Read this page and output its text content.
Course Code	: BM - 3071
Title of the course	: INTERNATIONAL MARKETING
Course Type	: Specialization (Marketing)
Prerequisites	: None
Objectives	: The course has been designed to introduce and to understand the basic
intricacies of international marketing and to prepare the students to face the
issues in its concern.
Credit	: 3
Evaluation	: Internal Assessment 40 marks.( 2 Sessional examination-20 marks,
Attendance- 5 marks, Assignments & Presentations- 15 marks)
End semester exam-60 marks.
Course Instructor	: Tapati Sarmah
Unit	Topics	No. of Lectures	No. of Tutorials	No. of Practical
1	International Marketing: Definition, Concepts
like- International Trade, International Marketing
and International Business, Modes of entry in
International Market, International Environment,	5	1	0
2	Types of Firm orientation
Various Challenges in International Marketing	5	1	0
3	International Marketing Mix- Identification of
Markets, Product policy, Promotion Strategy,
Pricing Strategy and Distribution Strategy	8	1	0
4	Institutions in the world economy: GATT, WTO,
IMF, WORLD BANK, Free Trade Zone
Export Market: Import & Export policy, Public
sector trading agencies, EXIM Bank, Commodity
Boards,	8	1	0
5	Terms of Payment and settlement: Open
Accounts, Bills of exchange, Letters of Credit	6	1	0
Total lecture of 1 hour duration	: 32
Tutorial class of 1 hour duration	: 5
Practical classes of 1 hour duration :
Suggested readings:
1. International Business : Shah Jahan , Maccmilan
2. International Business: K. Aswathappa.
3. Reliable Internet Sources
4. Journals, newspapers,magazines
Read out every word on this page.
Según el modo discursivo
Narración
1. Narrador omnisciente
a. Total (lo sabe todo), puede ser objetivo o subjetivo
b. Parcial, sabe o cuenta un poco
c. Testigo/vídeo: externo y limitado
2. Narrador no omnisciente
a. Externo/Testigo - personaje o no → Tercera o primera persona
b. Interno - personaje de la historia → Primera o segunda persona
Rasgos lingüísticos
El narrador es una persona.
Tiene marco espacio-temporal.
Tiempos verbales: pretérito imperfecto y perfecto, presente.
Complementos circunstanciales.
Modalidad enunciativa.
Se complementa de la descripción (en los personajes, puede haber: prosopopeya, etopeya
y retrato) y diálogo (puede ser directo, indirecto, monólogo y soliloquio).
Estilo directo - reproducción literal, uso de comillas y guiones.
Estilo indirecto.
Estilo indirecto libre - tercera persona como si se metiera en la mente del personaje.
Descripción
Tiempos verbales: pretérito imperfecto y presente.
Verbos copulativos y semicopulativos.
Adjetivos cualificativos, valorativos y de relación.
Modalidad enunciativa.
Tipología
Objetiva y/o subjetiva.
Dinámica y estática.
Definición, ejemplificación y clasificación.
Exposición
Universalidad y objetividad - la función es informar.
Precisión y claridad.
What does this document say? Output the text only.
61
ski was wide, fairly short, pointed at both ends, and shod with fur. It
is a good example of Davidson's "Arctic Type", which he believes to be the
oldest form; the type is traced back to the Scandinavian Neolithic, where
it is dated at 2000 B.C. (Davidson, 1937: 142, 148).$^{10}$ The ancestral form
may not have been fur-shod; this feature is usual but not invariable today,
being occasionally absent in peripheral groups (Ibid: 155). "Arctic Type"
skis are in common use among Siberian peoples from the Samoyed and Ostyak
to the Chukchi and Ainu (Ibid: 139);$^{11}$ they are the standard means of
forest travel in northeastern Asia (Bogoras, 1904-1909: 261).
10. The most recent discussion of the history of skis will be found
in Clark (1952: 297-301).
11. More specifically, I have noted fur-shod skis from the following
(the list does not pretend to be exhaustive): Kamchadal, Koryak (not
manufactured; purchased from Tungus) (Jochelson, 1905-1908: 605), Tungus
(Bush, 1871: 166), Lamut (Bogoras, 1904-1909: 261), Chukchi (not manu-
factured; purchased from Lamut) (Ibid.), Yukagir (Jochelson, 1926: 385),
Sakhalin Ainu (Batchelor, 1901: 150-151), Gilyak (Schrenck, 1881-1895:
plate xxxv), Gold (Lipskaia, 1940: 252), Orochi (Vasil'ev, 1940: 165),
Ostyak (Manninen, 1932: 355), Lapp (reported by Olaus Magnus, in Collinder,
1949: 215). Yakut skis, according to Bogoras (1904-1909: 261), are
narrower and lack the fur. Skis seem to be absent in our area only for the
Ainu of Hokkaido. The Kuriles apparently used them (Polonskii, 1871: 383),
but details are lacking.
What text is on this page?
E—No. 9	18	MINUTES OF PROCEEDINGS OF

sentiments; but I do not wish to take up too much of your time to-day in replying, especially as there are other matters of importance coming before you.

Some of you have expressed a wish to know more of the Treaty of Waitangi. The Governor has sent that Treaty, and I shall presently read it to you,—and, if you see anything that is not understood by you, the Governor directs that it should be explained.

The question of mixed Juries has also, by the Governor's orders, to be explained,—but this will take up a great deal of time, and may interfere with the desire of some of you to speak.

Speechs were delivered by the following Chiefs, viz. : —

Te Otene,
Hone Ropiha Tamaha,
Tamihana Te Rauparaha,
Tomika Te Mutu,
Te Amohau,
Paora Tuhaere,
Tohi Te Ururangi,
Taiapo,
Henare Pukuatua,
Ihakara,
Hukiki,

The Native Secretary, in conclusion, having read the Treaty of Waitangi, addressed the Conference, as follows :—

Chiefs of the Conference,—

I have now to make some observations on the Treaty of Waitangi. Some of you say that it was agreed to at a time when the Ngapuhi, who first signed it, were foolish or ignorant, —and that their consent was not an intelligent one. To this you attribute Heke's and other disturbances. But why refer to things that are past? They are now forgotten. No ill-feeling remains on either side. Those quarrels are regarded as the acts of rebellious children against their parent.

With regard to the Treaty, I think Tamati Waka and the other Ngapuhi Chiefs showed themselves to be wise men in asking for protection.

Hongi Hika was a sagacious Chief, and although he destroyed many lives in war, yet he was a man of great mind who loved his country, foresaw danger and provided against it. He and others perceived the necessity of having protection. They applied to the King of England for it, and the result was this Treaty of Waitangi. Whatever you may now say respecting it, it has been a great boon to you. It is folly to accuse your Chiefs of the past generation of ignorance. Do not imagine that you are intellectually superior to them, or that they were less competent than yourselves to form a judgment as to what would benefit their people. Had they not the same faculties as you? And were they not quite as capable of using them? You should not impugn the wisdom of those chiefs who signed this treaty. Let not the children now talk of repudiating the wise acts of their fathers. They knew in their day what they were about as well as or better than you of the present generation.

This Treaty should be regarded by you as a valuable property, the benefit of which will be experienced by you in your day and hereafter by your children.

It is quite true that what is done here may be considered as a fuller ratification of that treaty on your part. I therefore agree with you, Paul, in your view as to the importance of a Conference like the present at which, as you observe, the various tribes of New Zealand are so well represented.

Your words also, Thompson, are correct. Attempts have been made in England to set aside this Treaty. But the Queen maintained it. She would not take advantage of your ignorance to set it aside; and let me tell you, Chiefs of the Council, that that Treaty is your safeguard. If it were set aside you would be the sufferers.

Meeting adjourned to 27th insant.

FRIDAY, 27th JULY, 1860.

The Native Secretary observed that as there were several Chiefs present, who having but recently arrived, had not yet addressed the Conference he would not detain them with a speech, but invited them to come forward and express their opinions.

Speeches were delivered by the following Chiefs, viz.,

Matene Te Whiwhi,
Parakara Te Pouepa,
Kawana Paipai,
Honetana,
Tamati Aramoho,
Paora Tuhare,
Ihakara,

++++++

### Brief
Your answer should be a single number: the count of lines in the entries that contain the word "wish".

### Result of the task
2